Exercise brief
Print every record below exactly as written.

Material for this task
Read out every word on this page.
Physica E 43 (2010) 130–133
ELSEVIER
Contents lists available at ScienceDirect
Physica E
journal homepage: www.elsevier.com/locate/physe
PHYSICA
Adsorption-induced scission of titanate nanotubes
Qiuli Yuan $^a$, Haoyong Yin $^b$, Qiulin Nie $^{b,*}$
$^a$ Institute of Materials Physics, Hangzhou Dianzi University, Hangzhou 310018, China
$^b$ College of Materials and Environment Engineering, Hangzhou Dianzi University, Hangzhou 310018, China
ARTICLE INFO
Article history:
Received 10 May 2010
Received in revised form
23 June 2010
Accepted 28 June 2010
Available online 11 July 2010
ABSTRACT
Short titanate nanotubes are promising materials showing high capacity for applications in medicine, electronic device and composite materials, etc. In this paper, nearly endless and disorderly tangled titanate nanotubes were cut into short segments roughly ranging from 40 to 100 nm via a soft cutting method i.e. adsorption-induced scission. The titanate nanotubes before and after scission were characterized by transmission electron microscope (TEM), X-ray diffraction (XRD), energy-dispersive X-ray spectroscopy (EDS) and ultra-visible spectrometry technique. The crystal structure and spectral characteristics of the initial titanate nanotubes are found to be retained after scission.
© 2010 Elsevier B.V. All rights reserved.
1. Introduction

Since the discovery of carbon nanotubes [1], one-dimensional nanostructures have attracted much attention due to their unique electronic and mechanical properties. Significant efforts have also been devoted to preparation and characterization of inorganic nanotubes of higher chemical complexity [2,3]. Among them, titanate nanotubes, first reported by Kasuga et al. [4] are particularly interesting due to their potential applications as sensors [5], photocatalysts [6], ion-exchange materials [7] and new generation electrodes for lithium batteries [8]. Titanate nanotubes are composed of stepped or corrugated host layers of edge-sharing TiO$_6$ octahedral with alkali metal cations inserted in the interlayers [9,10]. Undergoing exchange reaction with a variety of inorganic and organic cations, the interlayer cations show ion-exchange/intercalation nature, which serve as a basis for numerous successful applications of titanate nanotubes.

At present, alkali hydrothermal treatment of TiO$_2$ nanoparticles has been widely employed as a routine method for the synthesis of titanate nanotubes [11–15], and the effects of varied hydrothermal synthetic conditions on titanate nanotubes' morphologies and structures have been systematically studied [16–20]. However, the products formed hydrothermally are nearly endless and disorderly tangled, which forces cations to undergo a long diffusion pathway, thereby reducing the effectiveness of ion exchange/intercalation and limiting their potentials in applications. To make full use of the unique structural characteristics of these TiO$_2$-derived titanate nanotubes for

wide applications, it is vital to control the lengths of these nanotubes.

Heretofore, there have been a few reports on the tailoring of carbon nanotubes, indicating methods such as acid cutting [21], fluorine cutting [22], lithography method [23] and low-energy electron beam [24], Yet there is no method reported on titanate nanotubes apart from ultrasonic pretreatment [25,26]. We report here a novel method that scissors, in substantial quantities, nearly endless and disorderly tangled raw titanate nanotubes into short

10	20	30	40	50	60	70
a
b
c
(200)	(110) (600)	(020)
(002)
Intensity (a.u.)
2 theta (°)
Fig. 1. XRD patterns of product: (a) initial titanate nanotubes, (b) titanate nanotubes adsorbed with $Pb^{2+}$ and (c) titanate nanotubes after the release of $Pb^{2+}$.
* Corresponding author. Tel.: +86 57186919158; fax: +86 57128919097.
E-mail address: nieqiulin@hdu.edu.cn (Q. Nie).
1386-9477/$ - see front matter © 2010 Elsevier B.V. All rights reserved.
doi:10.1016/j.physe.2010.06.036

Final answer
Read out every word on this page.
Physica E 43 (2010) 130–133
ELSEVIER
Contents lists available at ScienceDirect
Physica E
journal homepage: www.elsevier.com/locate/physe
PHYSICA
Adsorption-induced scission of titanate nanotubes
Qiuli Yuan $^a$, Haoyong Yin $^b$, Qiulin Nie $^{b,*}$
$^a$ Institute of Materials Physics, Hangzhou Dianzi University, Hangzhou 310018, China
$^b$ College of Materials and Environment Engineering, Hangzhou Dianzi University, Hangzhou 310018, China
ARTICLE INFO
Article history:
Received 10 May 2010
Received in revised form
23 June 2010
Accepted 28 June 2010
Available online 11 July 2010
ABSTRACT
Short titanate nanotubes are promising materials showing high capacity for applications in medicine, electronic device and composite materials, etc. In this paper, nearly endless and disorderly tangled titanate nanotubes were cut into short segments roughly ranging from 40 to 100 nm via a soft cutting method i.e. adsorption-induced scission. The titanate nanotubes before and after scission were characterized by transmission electron microscope (TEM), X-ray diffraction (XRD), energy-dispersive X-ray spectroscopy (EDS) and ultra-visible spectrometry technique. The crystal structure and spectral characteristics of the initial titanate nanotubes are found to be retained after scission.
© 2010 Elsevier B.V. All rights reserved.
1. Introduction

Since the discovery of carbon nanotubes [1], one-dimensional nanostructures have attracted much attention due to their unique electronic and mechanical properties. Significant efforts have also been devoted to preparation and characterization of inorganic nanotubes of higher chemical complexity [2,3]. Among them, titanate nanotubes, first reported by Kasuga et al. [4] are particularly interesting due to their potential applications as sensors [5], photocatalysts [6], ion-exchange materials [7] and new generation electrodes for lithium batteries [8]. Titanate nanotubes are composed of stepped or corrugated host layers of edge-sharing TiO$_6$ octahedral with alkali metal cations inserted in the interlayers [9,10]. Undergoing exchange reaction with a variety of inorganic and organic cations, the interlayer cations show ion-exchange/intercalation nature, which serve as a basis for numerous successful applications of titanate nanotubes.

At present, alkali hydrothermal treatment of TiO$_2$ nanoparticles has been widely employed as a routine method for the synthesis of titanate nanotubes [11–15], and the effects of varied hydrothermal synthetic conditions on titanate nanotubes' morphologies and structures have been systematically studied [16–20]. However, the products formed hydrothermally are nearly endless and disorderly tangled, which forces cations to undergo a long diffusion pathway, thereby reducing the effectiveness of ion exchange/intercalation and limiting their potentials in applications. To make full use of the unique structural characteristics of these TiO$_2$-derived titanate nanotubes for

wide applications, it is vital to control the lengths of these nanotubes.

Heretofore, there have been a few reports on the tailoring of carbon nanotubes, indicating methods such as acid cutting [21], fluorine cutting [22], lithography method [23] and low-energy electron beam [24], Yet there is no method reported on titanate nanotubes apart from ultrasonic pretreatment [25,26]. We report here a novel method that scissors, in substantial quantities, nearly endless and disorderly tangled raw titanate nanotubes into short

10	20	30	40	50	60	70
a
b
c
(200)	(110) (600)	(020)
(002)
Intensity (a.u.)
2 theta (°)
Fig. 1. XRD patterns of product: (a) initial titanate nanotubes, (b) titanate nanotubes adsorbed with $Pb^{2+}$ and (c) titanate nanotubes after the release of $Pb^{2+}$.
* Corresponding author. Tel.: +86 57186919158; fax: +86 57128919097.
E-mail address: nieqiulin@hdu.edu.cn (Q. Nie).
1386-9477/$ - see front matter © 2010 Elsevier B.V. All rights reserved.
doi:10.1016/j.physe.2010.06.036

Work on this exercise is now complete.